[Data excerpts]

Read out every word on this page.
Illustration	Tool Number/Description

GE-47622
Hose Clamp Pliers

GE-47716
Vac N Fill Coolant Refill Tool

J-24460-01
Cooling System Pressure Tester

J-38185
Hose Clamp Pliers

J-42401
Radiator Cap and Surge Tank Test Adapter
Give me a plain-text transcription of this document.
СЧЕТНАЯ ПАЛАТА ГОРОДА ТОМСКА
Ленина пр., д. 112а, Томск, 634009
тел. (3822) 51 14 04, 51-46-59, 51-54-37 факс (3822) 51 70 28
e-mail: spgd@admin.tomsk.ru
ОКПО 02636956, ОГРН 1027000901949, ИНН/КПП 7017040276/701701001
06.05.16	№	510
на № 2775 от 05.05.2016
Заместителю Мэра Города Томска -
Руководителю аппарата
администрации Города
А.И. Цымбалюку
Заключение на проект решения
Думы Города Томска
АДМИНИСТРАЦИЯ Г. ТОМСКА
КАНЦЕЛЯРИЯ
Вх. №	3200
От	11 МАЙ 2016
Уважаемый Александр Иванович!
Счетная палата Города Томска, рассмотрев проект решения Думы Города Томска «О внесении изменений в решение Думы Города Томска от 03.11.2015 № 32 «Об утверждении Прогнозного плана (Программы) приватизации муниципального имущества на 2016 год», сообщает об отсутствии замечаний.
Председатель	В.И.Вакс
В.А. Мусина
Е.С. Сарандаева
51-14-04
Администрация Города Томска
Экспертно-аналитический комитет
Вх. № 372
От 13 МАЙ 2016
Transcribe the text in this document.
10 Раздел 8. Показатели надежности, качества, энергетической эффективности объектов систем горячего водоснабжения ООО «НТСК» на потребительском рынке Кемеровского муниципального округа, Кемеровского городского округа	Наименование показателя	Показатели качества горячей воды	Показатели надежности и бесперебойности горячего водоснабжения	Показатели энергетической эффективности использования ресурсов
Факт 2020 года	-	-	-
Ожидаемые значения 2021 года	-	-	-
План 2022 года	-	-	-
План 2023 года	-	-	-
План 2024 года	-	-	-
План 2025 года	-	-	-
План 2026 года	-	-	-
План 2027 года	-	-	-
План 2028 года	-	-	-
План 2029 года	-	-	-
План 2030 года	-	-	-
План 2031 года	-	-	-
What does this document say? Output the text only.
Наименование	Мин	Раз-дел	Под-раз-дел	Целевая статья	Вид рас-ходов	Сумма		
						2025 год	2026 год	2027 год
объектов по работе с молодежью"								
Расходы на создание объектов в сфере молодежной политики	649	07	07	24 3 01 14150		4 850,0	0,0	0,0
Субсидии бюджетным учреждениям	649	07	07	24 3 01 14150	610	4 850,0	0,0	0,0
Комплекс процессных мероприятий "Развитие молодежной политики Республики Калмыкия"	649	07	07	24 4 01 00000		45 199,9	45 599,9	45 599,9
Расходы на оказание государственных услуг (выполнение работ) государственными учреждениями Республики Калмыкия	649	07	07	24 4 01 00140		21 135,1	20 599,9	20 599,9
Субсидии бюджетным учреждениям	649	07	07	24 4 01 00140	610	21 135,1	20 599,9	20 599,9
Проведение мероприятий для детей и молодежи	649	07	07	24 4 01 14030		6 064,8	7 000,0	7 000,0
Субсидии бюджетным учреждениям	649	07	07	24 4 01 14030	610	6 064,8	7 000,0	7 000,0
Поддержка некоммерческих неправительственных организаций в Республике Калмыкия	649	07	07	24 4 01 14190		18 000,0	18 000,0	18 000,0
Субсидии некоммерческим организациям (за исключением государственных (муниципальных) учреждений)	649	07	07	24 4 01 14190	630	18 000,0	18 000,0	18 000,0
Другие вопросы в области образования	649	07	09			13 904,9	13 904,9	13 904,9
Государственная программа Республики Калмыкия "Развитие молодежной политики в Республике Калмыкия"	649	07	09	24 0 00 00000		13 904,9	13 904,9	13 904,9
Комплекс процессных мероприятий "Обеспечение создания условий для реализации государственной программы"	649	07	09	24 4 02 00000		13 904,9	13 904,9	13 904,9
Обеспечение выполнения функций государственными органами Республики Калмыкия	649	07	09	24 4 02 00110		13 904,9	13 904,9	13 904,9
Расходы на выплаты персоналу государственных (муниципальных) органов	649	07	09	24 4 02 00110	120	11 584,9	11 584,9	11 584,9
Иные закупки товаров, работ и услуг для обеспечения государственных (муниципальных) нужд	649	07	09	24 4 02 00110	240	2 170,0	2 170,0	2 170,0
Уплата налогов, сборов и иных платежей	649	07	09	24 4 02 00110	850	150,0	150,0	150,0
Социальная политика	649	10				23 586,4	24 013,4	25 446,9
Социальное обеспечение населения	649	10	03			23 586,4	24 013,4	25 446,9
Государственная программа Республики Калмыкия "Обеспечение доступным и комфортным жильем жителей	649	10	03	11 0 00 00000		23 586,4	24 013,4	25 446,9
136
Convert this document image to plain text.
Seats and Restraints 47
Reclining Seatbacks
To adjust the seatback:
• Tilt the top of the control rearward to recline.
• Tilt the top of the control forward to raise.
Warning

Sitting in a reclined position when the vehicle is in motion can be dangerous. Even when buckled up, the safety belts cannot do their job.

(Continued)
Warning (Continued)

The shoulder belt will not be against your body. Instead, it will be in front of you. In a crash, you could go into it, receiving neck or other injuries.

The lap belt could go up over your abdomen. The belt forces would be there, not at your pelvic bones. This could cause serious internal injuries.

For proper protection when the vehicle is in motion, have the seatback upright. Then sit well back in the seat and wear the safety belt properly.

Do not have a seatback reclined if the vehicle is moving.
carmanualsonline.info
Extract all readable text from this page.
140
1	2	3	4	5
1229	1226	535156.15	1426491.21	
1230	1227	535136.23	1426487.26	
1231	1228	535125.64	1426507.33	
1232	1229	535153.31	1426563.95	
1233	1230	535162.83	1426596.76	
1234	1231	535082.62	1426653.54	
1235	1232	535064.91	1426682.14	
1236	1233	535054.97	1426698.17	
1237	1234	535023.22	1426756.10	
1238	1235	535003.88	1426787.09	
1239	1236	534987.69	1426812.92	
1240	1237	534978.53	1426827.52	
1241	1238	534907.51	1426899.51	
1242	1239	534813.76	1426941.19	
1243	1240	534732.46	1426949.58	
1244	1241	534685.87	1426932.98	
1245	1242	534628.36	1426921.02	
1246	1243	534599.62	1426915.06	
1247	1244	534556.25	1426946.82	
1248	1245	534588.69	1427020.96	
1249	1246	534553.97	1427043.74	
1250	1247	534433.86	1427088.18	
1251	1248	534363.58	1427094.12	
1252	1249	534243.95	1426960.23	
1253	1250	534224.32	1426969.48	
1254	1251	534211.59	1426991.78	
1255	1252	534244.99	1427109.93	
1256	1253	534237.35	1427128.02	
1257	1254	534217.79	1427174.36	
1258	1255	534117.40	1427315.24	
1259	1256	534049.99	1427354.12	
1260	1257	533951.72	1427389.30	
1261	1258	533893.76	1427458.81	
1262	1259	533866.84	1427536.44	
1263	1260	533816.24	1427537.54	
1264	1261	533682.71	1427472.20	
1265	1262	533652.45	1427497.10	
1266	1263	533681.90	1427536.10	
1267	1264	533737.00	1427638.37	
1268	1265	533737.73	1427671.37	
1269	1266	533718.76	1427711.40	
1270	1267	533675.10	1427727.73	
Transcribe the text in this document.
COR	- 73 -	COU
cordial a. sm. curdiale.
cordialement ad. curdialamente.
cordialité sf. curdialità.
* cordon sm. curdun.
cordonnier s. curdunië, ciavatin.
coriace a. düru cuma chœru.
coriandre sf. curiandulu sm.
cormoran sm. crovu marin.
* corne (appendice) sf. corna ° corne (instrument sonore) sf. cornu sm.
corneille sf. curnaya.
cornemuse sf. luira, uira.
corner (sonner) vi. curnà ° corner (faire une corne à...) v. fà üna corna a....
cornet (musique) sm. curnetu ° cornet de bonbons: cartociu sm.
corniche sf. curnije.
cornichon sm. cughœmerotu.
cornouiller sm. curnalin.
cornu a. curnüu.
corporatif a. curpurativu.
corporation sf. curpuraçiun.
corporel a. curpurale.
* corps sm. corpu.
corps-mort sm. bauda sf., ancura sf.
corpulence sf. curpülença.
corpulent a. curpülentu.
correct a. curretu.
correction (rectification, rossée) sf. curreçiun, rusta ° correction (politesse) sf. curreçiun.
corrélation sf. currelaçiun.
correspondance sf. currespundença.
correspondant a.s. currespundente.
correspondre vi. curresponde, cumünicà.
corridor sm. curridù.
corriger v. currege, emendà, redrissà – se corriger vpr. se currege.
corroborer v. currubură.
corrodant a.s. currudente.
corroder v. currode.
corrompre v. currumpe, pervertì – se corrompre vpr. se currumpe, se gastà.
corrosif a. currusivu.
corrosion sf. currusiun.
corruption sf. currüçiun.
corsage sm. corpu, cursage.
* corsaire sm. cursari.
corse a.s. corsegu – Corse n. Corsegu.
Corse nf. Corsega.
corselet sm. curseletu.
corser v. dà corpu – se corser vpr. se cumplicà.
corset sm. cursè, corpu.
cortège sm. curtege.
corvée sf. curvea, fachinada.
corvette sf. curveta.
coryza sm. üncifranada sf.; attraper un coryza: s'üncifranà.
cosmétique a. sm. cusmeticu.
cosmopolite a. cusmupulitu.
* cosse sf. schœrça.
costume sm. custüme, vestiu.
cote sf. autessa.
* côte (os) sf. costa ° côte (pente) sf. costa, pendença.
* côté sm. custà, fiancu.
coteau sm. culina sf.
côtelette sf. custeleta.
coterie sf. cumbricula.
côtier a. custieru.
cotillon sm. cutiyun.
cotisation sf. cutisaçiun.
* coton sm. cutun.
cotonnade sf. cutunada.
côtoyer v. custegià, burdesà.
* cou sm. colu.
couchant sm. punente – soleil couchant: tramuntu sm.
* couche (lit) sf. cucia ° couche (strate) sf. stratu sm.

[TASK DESCRIPTION]
Please list every line of the records that contains "control".

[ANSWER FOR THIS EXERCISE]
• Tilt the top of the control rearward to recline.
• Tilt the top of the control forward to raise.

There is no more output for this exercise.